### GIVEN EXERCISE 1
In the excerpted text, how long ago did the writer move from software engineering to VC?

### EXCERPTED TEXT
** Begin **
I went from software engineering to VC about two years ago, and I used to have
the same opinion as you: a lot of business books/articles/blog posts are just
platitudes, and anyone with common sense should already know this stuff or be
able to figure it out easily.

Moving to the VC side was eye-opening. From what I've seen, people are very
good at taking something they've learned in a blog post and seeing how it
would apply to _other_ people's businesses. They're not very good at realizing
how those same lessons apply to their own businesses. For example, I've met
many founders who talk about building MVPs but don't notice that their own
pre-launch products are heading way past "minimum viable". I'm not immune to
this, either. Like many engineers, I have a bunch of side project ideas that I
hope to one day turn into successful companies. Literally days after becoming
a VC, I realized that most of the pitfalls I saw in other people's business
ideas were very present in my own ideas. It was humbling.
** End **
### GIVEN EXERCISE 2
In the records below, format the lines from the one containing "For every button, label, input, icon, or" through the one containing "page-title: Send SMS", inclusive, as a JSON list of strings with one string per line, skipping blank lines. Leave the picture out of the list.

### RECORDS FOR THIS TASK
** Begin **
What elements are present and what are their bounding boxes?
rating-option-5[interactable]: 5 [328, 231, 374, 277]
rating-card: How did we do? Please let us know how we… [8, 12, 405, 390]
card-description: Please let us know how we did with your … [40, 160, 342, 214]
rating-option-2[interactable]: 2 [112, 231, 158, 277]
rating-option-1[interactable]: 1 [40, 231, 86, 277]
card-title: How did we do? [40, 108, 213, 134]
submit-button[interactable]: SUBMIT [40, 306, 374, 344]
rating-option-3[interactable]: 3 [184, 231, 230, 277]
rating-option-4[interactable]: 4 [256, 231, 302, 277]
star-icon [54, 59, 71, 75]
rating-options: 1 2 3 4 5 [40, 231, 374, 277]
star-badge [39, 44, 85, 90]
** End **
** Begin **
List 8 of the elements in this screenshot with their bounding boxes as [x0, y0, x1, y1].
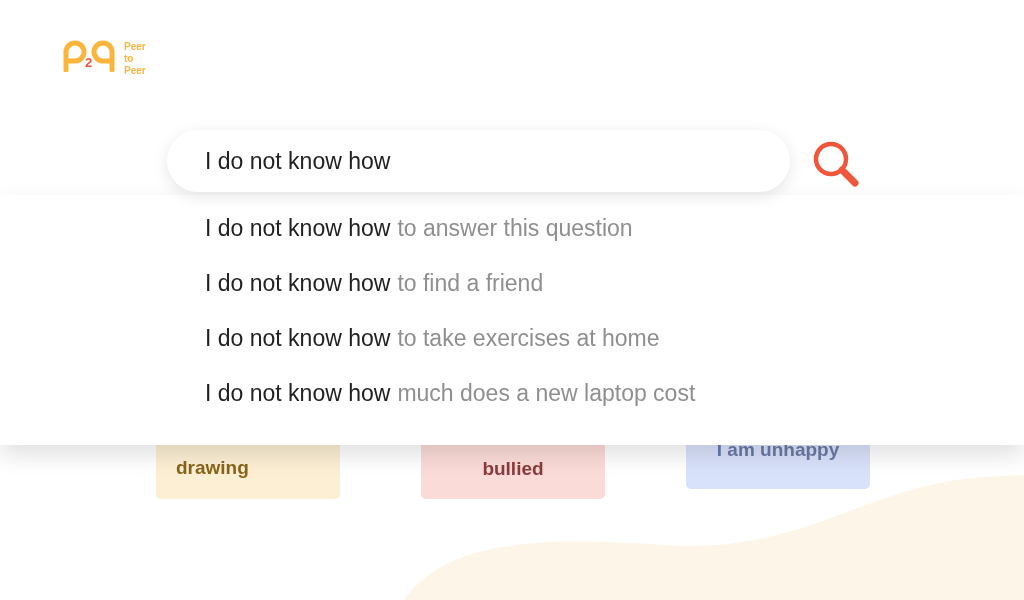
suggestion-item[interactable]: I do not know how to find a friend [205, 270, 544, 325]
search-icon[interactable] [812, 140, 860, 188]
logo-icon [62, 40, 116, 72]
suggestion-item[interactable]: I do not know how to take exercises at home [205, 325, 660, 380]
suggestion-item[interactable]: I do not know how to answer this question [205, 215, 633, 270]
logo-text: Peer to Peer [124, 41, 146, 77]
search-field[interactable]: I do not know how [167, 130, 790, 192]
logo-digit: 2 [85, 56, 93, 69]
** End **
** Begin **
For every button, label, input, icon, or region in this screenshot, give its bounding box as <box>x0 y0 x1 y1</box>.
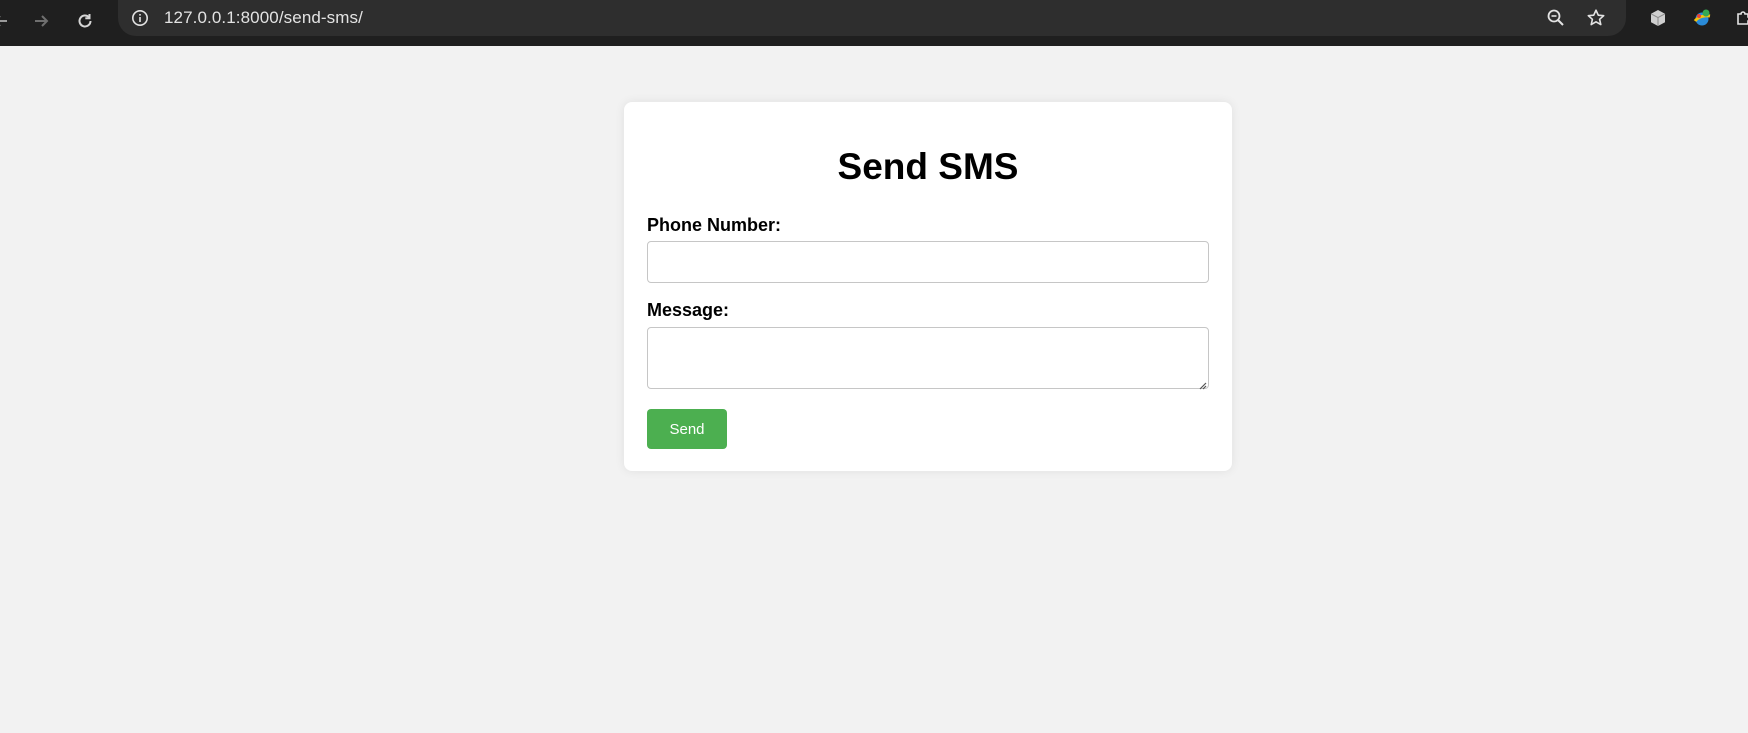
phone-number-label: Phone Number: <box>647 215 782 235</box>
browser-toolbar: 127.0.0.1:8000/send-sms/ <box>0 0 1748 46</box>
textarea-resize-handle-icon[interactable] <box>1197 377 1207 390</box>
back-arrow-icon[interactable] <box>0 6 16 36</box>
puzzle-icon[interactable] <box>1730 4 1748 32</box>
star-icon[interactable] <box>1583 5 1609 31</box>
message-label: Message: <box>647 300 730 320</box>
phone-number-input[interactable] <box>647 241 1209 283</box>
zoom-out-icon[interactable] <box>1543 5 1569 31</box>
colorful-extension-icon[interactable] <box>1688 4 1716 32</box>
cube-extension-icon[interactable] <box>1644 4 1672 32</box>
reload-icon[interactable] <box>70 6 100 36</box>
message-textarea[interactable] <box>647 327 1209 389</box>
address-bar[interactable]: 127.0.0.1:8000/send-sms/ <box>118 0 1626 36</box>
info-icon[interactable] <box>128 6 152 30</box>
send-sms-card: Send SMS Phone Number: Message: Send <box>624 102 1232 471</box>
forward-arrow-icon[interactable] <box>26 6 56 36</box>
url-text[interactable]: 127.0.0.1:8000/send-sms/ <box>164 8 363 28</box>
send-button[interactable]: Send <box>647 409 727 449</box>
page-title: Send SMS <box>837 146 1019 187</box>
** End **
### FULL ANSWER 1
About two years ago.

### FULL ANSWER 2
[
  "For every button, label, input, icon, or region in this screenshot, give its bounding box as <box>x0 y0 x1 y1</box>.",
  "phone-number-label: Phone Number: <box>647 215 782 235</box>",
  "browser-toolbar: 127.0.0.1:8000/send-sms/ <box>0 0 1748 46</box>",
  "textarea-resize-handle-icon[interactable] <box>1197 377 1207 390</box>",
  "back-arrow-icon[interactable] <box>0 6 16 36</box>",
  "puzzle-icon[interactable] <box>1730 4 1748 32</box>",
  "star-icon[interactable] <box>1583 5 1609 31</box>",
  "message-label: Message: <box>647 300 730 320</box>",
  "phone-number-input[interactable] <box>647 241 1209 283</box>",
  "zoom-out-icon[interactable] <box>1543 5 1569 31</box>",
  "colorful-extension-icon[interactable] <box>1688 4 1716 32</box>",
  "cube-extension-icon[interactable] <box>1644 4 1672 32</box>",
  "reload-icon[interactable] <box>70 6 100 36</box>",
  "message-textarea[interactable] <box>647 327 1209 389</box>",
  "address-bar[interactable]: 127.0.0.1:8000/send-sms/ <box>118 0 1626 36</box>",
  "info-icon[interactable] <box>128 6 152 30</box>",
  "send-sms-card: Send SMS Phone Number: Message: Send <box>624 102 1232 471</box>",
  "forward-arrow-icon[interactable] <box>26 6 56 36</box>",
  "url-text[interactable]: 127.0.0.1:8000/send-sms/ <box>164 8 363 28</box>",
  "send-button[interactable]: Send <box>647 409 727 449</box>",
  "page-title: Send SMS <box>837 146 1019 187</box>"
]